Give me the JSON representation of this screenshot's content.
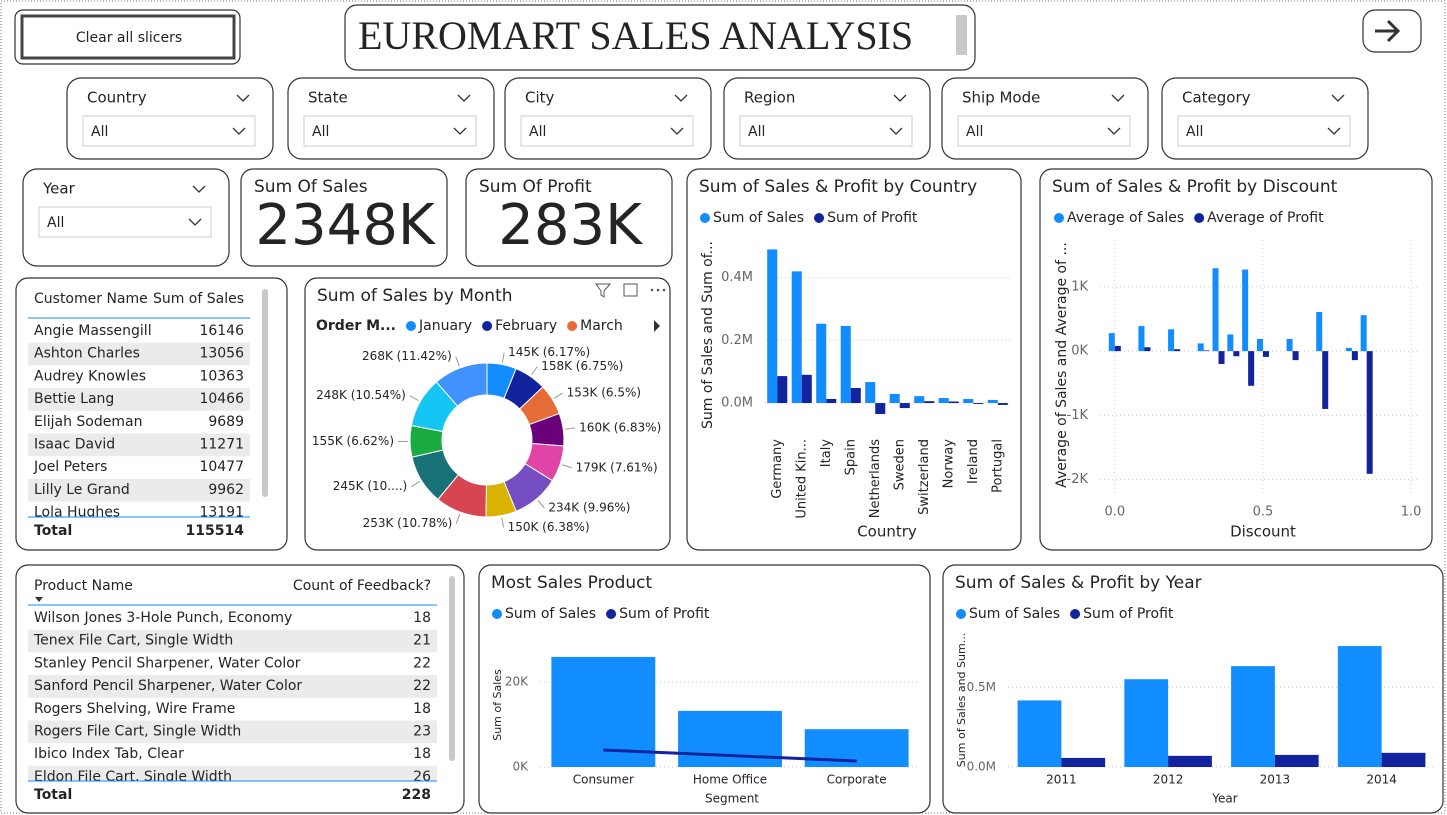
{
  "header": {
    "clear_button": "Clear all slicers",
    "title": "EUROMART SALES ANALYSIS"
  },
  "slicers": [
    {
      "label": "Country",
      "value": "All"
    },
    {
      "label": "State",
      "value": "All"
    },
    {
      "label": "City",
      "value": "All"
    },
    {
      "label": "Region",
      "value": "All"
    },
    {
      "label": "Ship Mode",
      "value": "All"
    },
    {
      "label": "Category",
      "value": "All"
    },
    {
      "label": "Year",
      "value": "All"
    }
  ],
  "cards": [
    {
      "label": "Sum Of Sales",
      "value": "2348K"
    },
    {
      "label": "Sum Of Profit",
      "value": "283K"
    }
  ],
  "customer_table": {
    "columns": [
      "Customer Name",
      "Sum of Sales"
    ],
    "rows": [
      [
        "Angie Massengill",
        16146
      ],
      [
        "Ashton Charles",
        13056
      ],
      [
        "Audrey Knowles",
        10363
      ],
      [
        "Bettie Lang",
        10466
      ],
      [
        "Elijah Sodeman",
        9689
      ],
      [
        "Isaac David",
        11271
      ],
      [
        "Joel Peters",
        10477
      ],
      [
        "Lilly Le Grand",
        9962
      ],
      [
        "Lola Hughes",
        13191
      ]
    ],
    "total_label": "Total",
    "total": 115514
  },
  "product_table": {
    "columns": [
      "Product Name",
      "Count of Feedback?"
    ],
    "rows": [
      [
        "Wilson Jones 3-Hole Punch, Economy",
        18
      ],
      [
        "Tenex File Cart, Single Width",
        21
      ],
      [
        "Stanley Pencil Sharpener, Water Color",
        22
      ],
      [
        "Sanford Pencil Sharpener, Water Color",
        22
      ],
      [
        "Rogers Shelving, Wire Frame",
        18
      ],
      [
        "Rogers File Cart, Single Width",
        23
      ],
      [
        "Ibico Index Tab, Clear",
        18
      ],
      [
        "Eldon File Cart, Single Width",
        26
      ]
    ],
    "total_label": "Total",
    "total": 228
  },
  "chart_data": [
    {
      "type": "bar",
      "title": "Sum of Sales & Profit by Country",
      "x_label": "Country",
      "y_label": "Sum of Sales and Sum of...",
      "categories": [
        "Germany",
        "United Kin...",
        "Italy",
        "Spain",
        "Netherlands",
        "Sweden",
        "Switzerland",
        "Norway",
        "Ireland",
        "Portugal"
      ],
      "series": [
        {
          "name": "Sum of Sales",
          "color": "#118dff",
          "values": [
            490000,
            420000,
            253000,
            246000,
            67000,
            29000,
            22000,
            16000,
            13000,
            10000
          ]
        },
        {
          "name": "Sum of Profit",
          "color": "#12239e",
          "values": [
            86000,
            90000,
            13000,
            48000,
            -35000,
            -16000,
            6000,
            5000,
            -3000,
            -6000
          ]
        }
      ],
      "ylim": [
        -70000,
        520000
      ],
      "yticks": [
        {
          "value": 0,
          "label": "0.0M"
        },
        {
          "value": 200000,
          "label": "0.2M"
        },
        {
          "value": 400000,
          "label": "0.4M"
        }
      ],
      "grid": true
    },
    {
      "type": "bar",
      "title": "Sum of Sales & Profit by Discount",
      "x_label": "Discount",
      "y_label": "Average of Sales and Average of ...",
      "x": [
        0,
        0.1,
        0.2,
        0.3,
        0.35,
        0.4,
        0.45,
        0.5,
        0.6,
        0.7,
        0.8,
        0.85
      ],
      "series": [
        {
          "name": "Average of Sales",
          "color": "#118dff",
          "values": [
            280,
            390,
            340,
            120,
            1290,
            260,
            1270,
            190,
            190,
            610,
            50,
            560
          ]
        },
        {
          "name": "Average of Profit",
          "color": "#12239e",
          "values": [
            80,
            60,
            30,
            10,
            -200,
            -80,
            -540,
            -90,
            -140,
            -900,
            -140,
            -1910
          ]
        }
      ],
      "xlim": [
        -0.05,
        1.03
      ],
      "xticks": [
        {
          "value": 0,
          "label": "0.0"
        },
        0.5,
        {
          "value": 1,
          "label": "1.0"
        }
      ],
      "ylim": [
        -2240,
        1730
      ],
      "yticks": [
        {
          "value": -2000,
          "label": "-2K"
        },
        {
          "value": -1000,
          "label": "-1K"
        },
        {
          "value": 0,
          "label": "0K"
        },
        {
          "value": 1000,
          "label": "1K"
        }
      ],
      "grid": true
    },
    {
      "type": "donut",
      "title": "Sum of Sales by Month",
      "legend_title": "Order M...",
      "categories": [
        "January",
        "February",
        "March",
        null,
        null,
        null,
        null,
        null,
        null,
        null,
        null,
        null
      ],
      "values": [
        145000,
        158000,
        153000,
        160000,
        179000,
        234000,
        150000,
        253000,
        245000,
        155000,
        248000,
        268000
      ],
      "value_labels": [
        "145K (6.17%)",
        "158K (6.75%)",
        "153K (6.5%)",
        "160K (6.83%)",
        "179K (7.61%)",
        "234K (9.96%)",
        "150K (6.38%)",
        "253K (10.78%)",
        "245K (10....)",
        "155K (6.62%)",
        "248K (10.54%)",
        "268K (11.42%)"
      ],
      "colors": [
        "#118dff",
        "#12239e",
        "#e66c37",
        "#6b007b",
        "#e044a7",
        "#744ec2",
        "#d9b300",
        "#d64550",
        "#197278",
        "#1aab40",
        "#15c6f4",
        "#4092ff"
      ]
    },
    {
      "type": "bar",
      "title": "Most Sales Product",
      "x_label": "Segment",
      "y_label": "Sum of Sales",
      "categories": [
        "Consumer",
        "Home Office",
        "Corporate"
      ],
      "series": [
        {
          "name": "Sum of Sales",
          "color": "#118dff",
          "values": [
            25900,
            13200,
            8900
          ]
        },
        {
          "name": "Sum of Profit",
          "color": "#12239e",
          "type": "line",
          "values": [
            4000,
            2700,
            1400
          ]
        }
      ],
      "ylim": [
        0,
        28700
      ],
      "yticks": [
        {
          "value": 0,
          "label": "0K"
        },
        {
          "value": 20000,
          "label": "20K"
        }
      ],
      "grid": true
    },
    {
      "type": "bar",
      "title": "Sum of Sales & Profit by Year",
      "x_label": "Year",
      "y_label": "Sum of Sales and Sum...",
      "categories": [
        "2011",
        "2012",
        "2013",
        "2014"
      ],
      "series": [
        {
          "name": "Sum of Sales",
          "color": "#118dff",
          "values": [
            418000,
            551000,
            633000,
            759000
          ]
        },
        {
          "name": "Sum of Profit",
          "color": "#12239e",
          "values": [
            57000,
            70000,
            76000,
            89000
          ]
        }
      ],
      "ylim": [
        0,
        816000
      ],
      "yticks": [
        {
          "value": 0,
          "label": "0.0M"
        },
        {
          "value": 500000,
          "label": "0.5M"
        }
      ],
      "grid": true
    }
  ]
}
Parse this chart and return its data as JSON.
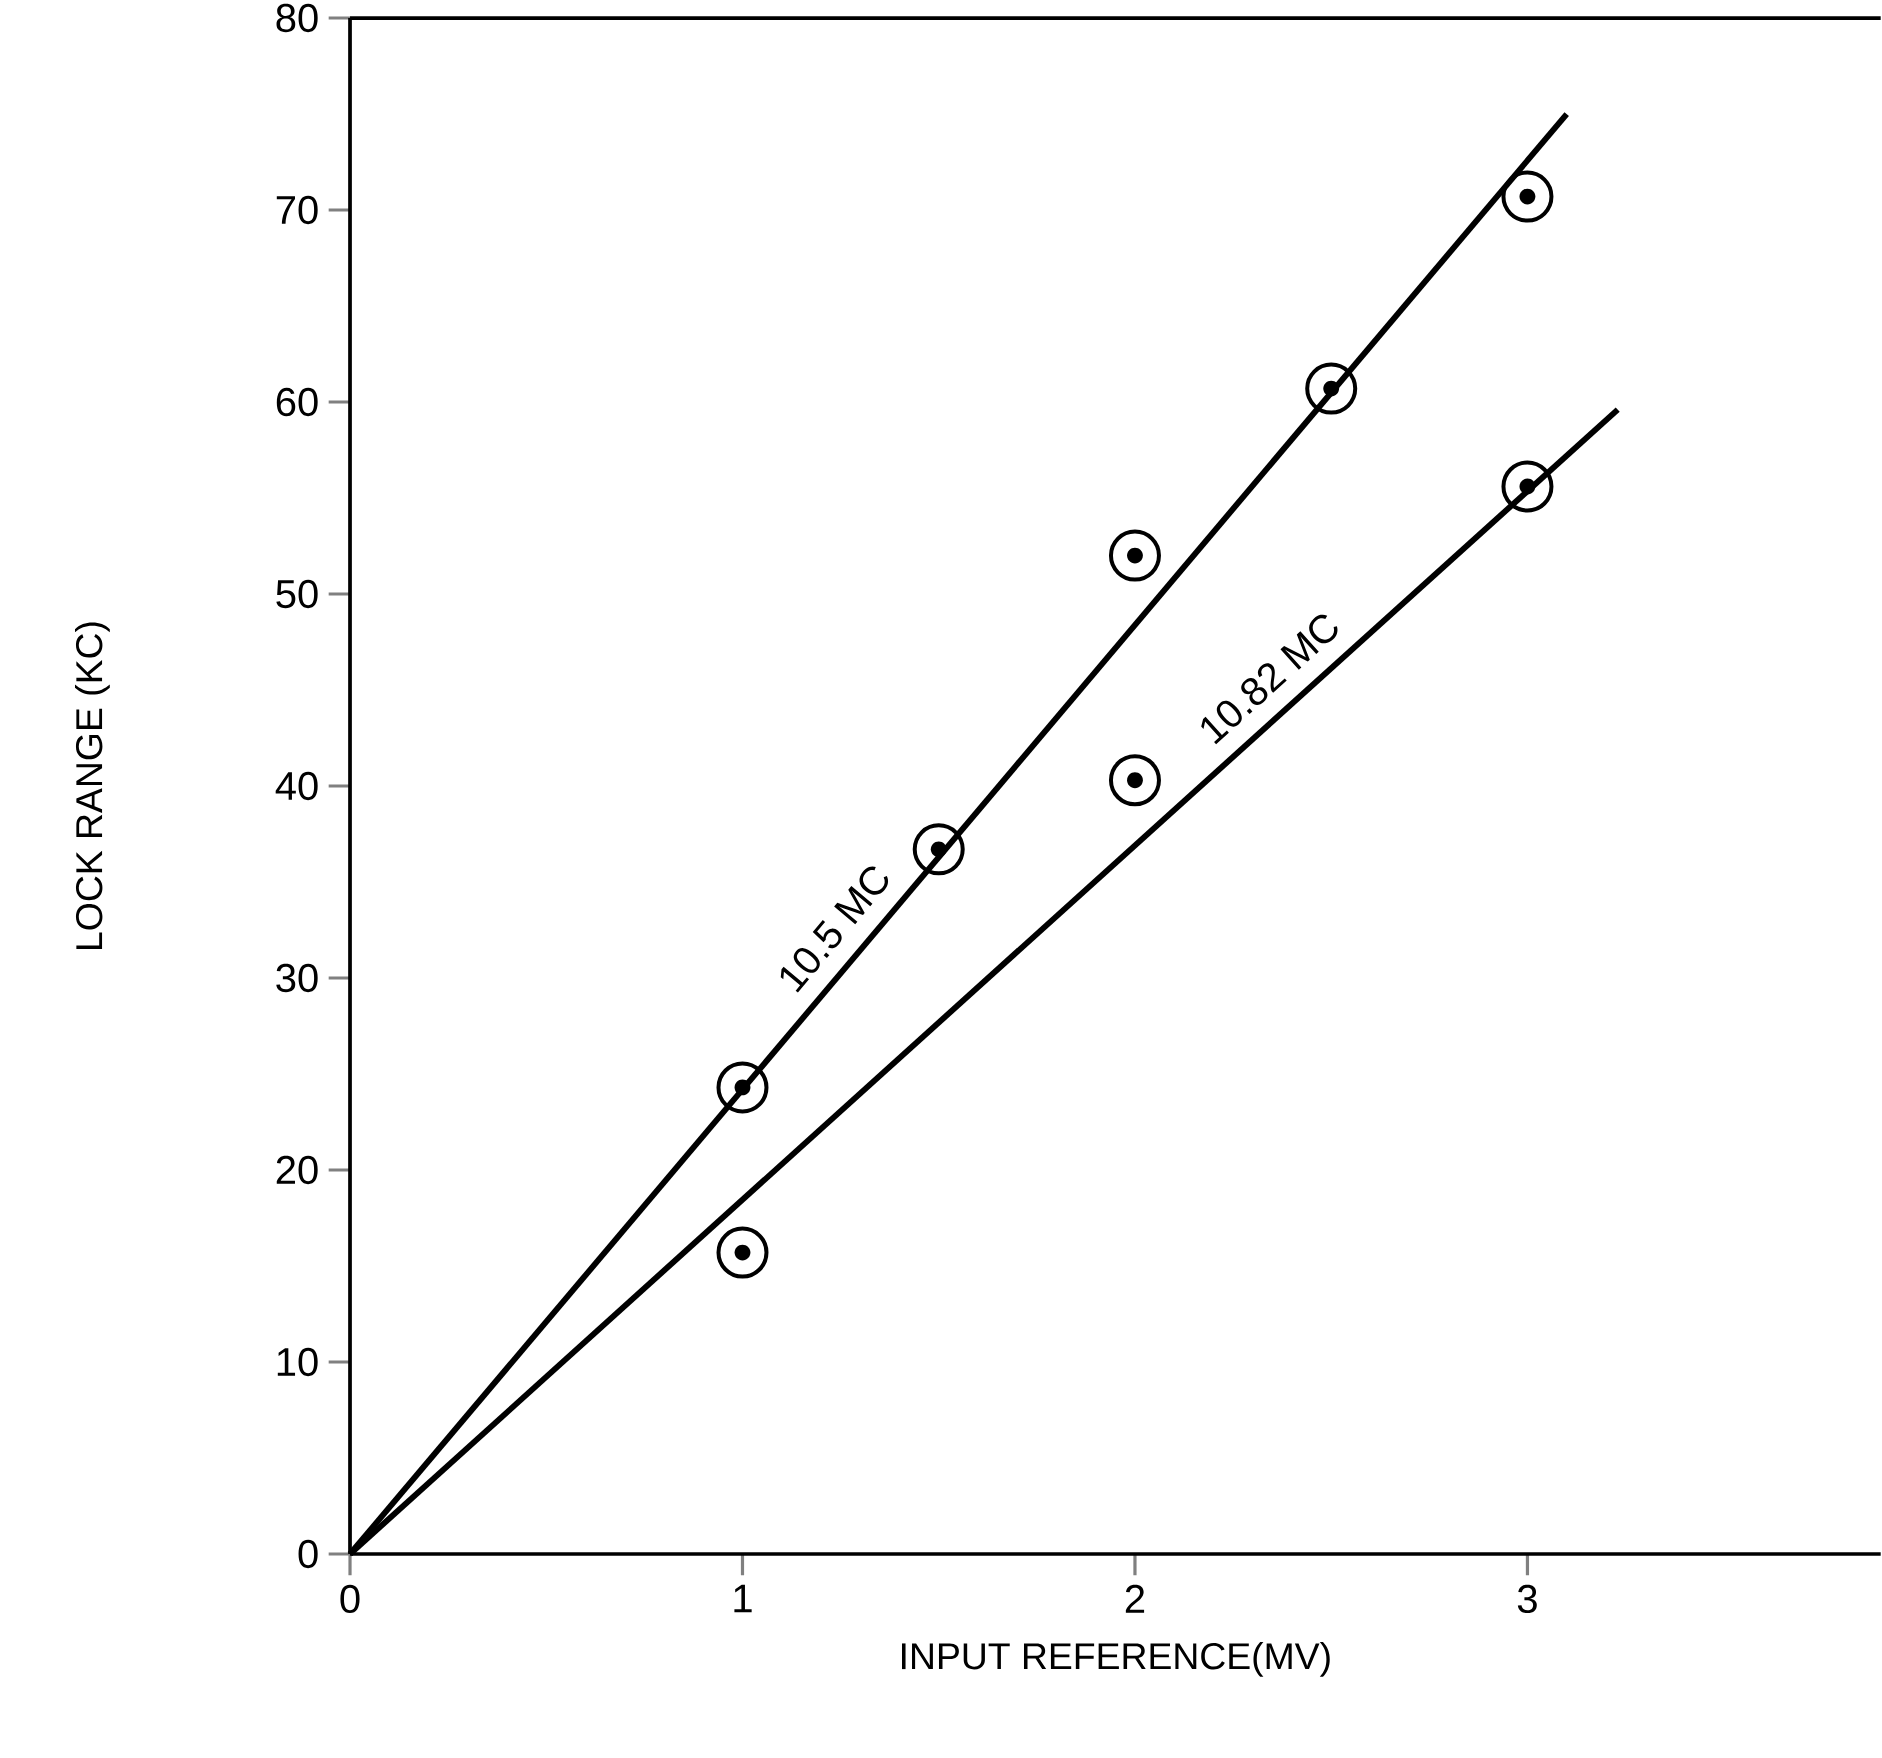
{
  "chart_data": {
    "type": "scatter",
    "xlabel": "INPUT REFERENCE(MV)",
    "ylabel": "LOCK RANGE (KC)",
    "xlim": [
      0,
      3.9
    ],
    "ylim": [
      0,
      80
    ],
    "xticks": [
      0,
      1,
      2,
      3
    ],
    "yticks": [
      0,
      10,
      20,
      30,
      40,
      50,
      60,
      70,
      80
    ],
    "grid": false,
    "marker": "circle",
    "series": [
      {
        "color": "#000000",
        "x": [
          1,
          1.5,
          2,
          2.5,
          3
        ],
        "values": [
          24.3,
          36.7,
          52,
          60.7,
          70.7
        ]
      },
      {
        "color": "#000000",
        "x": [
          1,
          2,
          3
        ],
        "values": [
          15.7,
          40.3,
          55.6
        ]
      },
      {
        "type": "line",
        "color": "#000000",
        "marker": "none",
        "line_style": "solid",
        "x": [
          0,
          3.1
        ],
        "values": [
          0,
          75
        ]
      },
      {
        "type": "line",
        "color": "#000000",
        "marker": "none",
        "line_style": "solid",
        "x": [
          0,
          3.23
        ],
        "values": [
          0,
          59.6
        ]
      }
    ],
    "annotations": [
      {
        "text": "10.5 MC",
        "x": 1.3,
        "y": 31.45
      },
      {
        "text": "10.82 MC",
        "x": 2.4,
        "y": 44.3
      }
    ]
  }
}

Aim of the task: Locate the string "Year" in the listing above and copy every line where it occurs.

Solved exercise:
      "label": "Year",
      "title": "Sum of Sales & Profit by Year",
      "x_label": "Year",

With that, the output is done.